» MATERIALS PROVIDED
################

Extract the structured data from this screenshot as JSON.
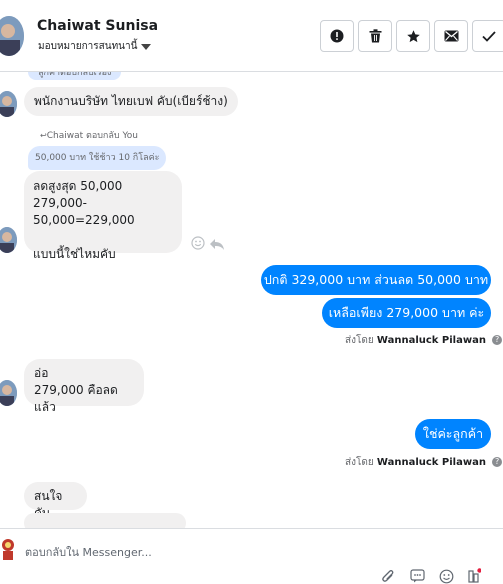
{
  "header": {
    "contact_name": "Chaiwat Sunisa",
    "assign_label": "มอบหมายการสนทนานี้"
  },
  "thread": {
    "partial_top_text": "ลูกค้าตอบกลับเรื่อง",
    "msg1": "พนักงานบริษัท ไทยเบฟ คับ(เบียร์ช้าง)",
    "reply_label": "Chaiwat ตอบกลับ You",
    "quoted": "50,000 บาท ใช้ช้าว 10 กิโลค่ะ",
    "msg2": "ลดสูงสุด 50,000\n279,000-50,000=229,000\n\nแบบนี้ใช่ไหมคับ",
    "out1": "ปกติ 329,000 บาท  ส่วนลด 50,000 บาท",
    "out2": "เหลือเพียง 279,000 บาท  ค่ะ",
    "sent_by_prefix": "ส่งโดย",
    "sender": "Wannaluck Pilawan",
    "msg3": "อ่อ\n279,000 คือลดแล้ว",
    "out3": "ใช่ค่ะลูกค้า",
    "msg4": "สนใจคับ"
  },
  "composer": {
    "placeholder": "ตอบกลับใน Messenger..."
  },
  "colors": {
    "outgoing": "#0084ff",
    "incoming": "#f1f0f0",
    "quote": "#dbe8ff",
    "notify_dot": "#e41e3f"
  },
  "icons": [
    "alert-icon",
    "trash-icon",
    "star-icon",
    "mail-icon",
    "check-icon",
    "smile-icon",
    "reply-icon",
    "info-icon",
    "attach-icon",
    "sticker-icon",
    "emoji-icon",
    "gif-icon"
  ]
}
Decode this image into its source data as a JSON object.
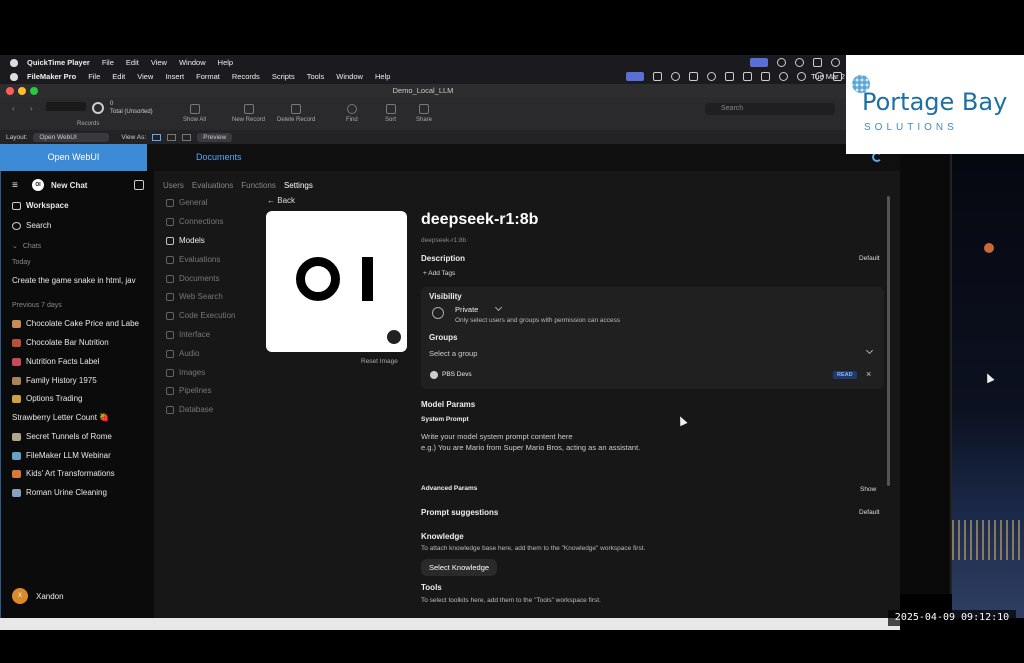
{
  "qt_menubar": {
    "app": "QuickTime Player",
    "items": [
      "File",
      "Edit",
      "View",
      "Window",
      "Help"
    ]
  },
  "fm_menubar": {
    "app": "FileMaker Pro",
    "items": [
      "File",
      "Edit",
      "View",
      "Insert",
      "Format",
      "Records",
      "Scripts",
      "Tools",
      "Window",
      "Help"
    ],
    "clock": "Tue Mar 2"
  },
  "window": {
    "title": "Demo_Local_LLM"
  },
  "toolbar": {
    "records_count": "0",
    "records_total": "Total (Unsorted)",
    "records_label": "Records",
    "show_all": "Show All",
    "new_record": "New Record",
    "delete_record": "Delete Record",
    "find": "Find",
    "sort": "Sort",
    "share": "Share",
    "search_placeholder": "Search"
  },
  "layout_bar": {
    "layout_label": "Layout:",
    "layout_value": "Open WebUI",
    "view_as": "View As:",
    "preview": "Preview"
  },
  "webviewer_tabs": {
    "open_webui": "Open WebUI",
    "documents": "Documents"
  },
  "sidebar": {
    "new_chat": "New Chat",
    "workspace": "Workspace",
    "search": "Search",
    "chats_label": "Chats",
    "today_label": "Today",
    "today_items": [
      "Create the game snake in html, jav"
    ],
    "prev_label": "Previous 7 days",
    "prev_items": [
      {
        "label": "Chocolate Cake Price and Labe",
        "color": "#c98a55"
      },
      {
        "label": "Chocolate Bar Nutrition",
        "color": "#b8503a"
      },
      {
        "label": "Nutrition Facts Label",
        "color": "#c74a5a"
      },
      {
        "label": "Family History 1975",
        "color": "#a8845c"
      },
      {
        "label": "Options Trading",
        "color": "#d0a040"
      },
      {
        "label": "Strawberry Letter Count 🍓",
        "color": ""
      },
      {
        "label": "Secret Tunnels of Rome",
        "color": "#b0a68a"
      },
      {
        "label": "FileMaker LLM Webinar",
        "color": "#6aa0c8"
      },
      {
        "label": "Kids' Art Transformations",
        "color": "#d67a3a"
      },
      {
        "label": "Roman Urine Cleaning",
        "color": "#8aa0c0"
      }
    ],
    "user": "Xandon",
    "user_initial": "X"
  },
  "settings_tabs": [
    "Users",
    "Evaluations",
    "Functions",
    "Settings"
  ],
  "settings_nav": [
    "General",
    "Connections",
    "Models",
    "Evaluations",
    "Documents",
    "Web Search",
    "Code Execution",
    "Interface",
    "Audio",
    "Images",
    "Pipelines",
    "Database"
  ],
  "model": {
    "back": "Back",
    "name": "deepseek-r1:8b",
    "id": "deepseek-r1:8b",
    "reset_image": "Reset Image",
    "description_label": "Description",
    "description_value": "Default",
    "add_tags": "Add Tags",
    "visibility_label": "Visibility",
    "visibility_value": "Private",
    "visibility_help": "Only select users and groups with permission can access",
    "groups_label": "Groups",
    "group_placeholder": "Select a group",
    "group_name": "PBS Devs",
    "group_permission": "READ",
    "model_params": "Model Params",
    "system_prompt_label": "System Prompt",
    "system_prompt_line1": "Write your model system prompt content here",
    "system_prompt_line2": "e.g.) You are Mario from Super Mario Bros, acting as an assistant.",
    "advanced_params": "Advanced Params",
    "advanced_show": "Show",
    "prompt_suggestions": "Prompt suggestions",
    "prompt_suggestions_value": "Default",
    "knowledge_label": "Knowledge",
    "knowledge_help": "To attach knowledge base here, add them to the \"Knowledge\" workspace first.",
    "select_knowledge": "Select Knowledge",
    "tools_label": "Tools",
    "tools_help": "To select toolkits here, add them to the \"Tools\" workspace first."
  },
  "logo": {
    "main": "Portage Bay",
    "sub": "SOLUTIONS"
  },
  "timestamp": "2025-04-09  09:12:10"
}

################

» PROBLEM TO SOLVE
Gather each line of the listing containing the word "here" and show it.

» FULL OUTPUT
    "system_prompt_line1": "Write your model system prompt content here",
    "knowledge_help": "To attach knowledge base here, add them to the \"Knowledge\" workspace first.",
    "tools_help": "To select toolkits here, add them to the \"Tools\" workspace first."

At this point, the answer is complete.